# Your goal
Edit the listing so that every occurrence of "price-cell" becomes "cost-cell". Keep every other line and character unchanged.

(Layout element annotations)
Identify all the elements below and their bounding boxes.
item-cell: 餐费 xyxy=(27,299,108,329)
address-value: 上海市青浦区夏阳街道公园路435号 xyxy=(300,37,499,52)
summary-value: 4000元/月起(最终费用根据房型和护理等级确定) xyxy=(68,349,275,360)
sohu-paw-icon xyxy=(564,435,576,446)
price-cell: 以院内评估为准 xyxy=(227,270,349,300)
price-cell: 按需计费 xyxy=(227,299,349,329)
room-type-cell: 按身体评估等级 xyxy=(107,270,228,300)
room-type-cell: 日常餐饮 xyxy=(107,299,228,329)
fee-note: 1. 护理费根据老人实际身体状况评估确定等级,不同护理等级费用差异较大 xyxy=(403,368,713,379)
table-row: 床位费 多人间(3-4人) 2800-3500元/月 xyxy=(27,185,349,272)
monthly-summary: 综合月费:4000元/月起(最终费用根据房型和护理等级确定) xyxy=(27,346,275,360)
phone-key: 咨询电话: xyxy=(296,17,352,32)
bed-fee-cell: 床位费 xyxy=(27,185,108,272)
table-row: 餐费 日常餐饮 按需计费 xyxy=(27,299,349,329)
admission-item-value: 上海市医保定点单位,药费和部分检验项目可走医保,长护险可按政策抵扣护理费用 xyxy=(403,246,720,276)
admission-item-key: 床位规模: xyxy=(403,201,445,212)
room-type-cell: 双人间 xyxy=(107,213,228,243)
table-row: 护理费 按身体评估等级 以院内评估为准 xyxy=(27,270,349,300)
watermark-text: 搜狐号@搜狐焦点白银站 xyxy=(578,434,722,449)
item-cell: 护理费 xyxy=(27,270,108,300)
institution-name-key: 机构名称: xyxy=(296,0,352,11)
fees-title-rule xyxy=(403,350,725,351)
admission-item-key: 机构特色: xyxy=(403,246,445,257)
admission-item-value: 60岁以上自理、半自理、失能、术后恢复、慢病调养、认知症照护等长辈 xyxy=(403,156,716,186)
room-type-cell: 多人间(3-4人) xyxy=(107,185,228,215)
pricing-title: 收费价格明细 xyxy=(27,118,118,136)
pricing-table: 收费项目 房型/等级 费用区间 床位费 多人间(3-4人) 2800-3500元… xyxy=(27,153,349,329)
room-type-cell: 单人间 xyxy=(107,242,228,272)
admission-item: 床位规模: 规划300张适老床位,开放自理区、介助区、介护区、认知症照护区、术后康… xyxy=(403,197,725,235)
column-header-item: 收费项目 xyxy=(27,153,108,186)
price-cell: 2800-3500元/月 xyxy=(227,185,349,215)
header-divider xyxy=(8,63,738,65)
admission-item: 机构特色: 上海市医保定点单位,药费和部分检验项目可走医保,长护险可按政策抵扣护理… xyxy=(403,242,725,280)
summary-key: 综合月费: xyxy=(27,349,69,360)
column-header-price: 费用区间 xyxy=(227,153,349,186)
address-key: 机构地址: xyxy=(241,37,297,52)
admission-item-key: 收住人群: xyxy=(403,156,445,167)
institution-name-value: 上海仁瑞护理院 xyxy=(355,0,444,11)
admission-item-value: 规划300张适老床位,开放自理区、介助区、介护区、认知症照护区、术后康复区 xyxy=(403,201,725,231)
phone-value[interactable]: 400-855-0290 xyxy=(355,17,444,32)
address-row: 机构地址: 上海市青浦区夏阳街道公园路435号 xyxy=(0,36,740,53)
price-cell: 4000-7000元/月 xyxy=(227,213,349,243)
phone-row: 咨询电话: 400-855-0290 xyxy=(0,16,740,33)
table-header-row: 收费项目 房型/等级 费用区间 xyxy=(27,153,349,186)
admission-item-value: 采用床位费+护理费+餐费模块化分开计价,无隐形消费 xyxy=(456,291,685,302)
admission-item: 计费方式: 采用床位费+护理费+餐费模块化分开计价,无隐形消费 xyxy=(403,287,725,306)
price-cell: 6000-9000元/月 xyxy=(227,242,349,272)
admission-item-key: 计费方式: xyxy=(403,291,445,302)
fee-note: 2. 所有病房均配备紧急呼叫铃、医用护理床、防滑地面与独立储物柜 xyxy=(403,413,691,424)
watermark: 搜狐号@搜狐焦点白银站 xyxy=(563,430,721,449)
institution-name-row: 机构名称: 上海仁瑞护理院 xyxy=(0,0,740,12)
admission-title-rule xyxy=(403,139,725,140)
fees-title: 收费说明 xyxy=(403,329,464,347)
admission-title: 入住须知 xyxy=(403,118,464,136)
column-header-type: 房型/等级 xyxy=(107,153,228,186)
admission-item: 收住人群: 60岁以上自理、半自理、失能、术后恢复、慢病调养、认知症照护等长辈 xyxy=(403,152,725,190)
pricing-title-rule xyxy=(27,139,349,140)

# Finished exercise
Identify all the elements below and their bounding boxes.
item-cell: 餐费 xyxy=(27,299,108,329)
address-value: 上海市青浦区夏阳街道公园路435号 xyxy=(300,37,499,52)
summary-value: 4000元/月起(最终费用根据房型和护理等级确定) xyxy=(68,349,275,360)
sohu-paw-icon xyxy=(564,435,576,446)
cost-cell: 以院内评估为准 xyxy=(227,270,349,300)
cost-cell: 按需计费 xyxy=(227,299,349,329)
room-type-cell: 按身体评估等级 xyxy=(107,270,228,300)
room-type-cell: 日常餐饮 xyxy=(107,299,228,329)
fee-note: 1. 护理费根据老人实际身体状况评估确定等级,不同护理等级费用差异较大 xyxy=(403,368,713,379)
table-row: 床位费 多人间(3-4人) 2800-3500元/月 xyxy=(27,185,349,272)
monthly-summary: 综合月费:4000元/月起(最终费用根据房型和护理等级确定) xyxy=(27,346,275,360)
phone-key: 咨询电话: xyxy=(296,17,352,32)
bed-fee-cell: 床位费 xyxy=(27,185,108,272)
table-row: 餐费 日常餐饮 按需计费 xyxy=(27,299,349,329)
admission-item-value: 上海市医保定点单位,药费和部分检验项目可走医保,长护险可按政策抵扣护理费用 xyxy=(403,246,720,276)
admission-item-key: 床位规模: xyxy=(403,201,445,212)
room-type-cell: 双人间 xyxy=(107,213,228,243)
table-row: 护理费 按身体评估等级 以院内评估为准 xyxy=(27,270,349,300)
watermark-text: 搜狐号@搜狐焦点白银站 xyxy=(578,434,722,449)
item-cell: 护理费 xyxy=(27,270,108,300)
institution-name-key: 机构名称: xyxy=(296,0,352,11)
fees-title-rule xyxy=(403,350,725,351)
admission-item-key: 机构特色: xyxy=(403,246,445,257)
admission-item-value: 60岁以上自理、半自理、失能、术后恢复、慢病调养、认知症照护等长辈 xyxy=(403,156,716,186)
room-type-cell: 多人间(3-4人) xyxy=(107,185,228,215)
pricing-title: 收费价格明细 xyxy=(27,118,118,136)
pricing-table: 收费项目 房型/等级 费用区间 床位费 多人间(3-4人) 2800-3500元… xyxy=(27,153,349,329)
room-type-cell: 单人间 xyxy=(107,242,228,272)
admission-item: 床位规模: 规划300张适老床位,开放自理区、介助区、介护区、认知症照护区、术后康… xyxy=(403,197,725,235)
column-header-item: 收费项目 xyxy=(27,153,108,186)
cost-cell: 2800-3500元/月 xyxy=(227,185,349,215)
header-divider xyxy=(8,63,738,65)
admission-item: 机构特色: 上海市医保定点单位,药费和部分检验项目可走医保,长护险可按政策抵扣护理… xyxy=(403,242,725,280)
summary-key: 综合月费: xyxy=(27,349,69,360)
column-header-price: 费用区间 xyxy=(227,153,349,186)
address-key: 机构地址: xyxy=(241,37,297,52)
admission-item-key: 收住人群: xyxy=(403,156,445,167)
institution-name-value: 上海仁瑞护理院 xyxy=(355,0,444,11)
admission-item-value: 规划300张适老床位,开放自理区、介助区、介护区、认知症照护区、术后康复区 xyxy=(403,201,725,231)
phone-value[interactable]: 400-855-0290 xyxy=(355,17,444,32)
address-row: 机构地址: 上海市青浦区夏阳街道公园路435号 xyxy=(0,36,740,53)
cost-cell: 4000-7000元/月 xyxy=(227,213,349,243)
phone-row: 咨询电话: 400-855-0290 xyxy=(0,16,740,33)
table-header-row: 收费项目 房型/等级 费用区间 xyxy=(27,153,349,186)
admission-item-value: 采用床位费+护理费+餐费模块化分开计价,无隐形消费 xyxy=(456,291,685,302)
admission-item: 计费方式: 采用床位费+护理费+餐费模块化分开计价,无隐形消费 xyxy=(403,287,725,306)
cost-cell: 6000-9000元/月 xyxy=(227,242,349,272)
admission-item-key: 计费方式: xyxy=(403,291,445,302)
fee-note: 2. 所有病房均配备紧急呼叫铃、医用护理床、防滑地面与独立储物柜 xyxy=(403,413,691,424)
watermark: 搜狐号@搜狐焦点白银站 xyxy=(563,430,721,449)
institution-name-row: 机构名称: 上海仁瑞护理院 xyxy=(0,0,740,12)
admission-title-rule xyxy=(403,139,725,140)
fees-title: 收费说明 xyxy=(403,329,464,347)
admission-title: 入住须知 xyxy=(403,118,464,136)
column-header-type: 房型/等级 xyxy=(107,153,228,186)
admission-item: 收住人群: 60岁以上自理、半自理、失能、术后恢复、慢病调养、认知症照护等长辈 xyxy=(403,152,725,190)
pricing-title-rule xyxy=(27,139,349,140)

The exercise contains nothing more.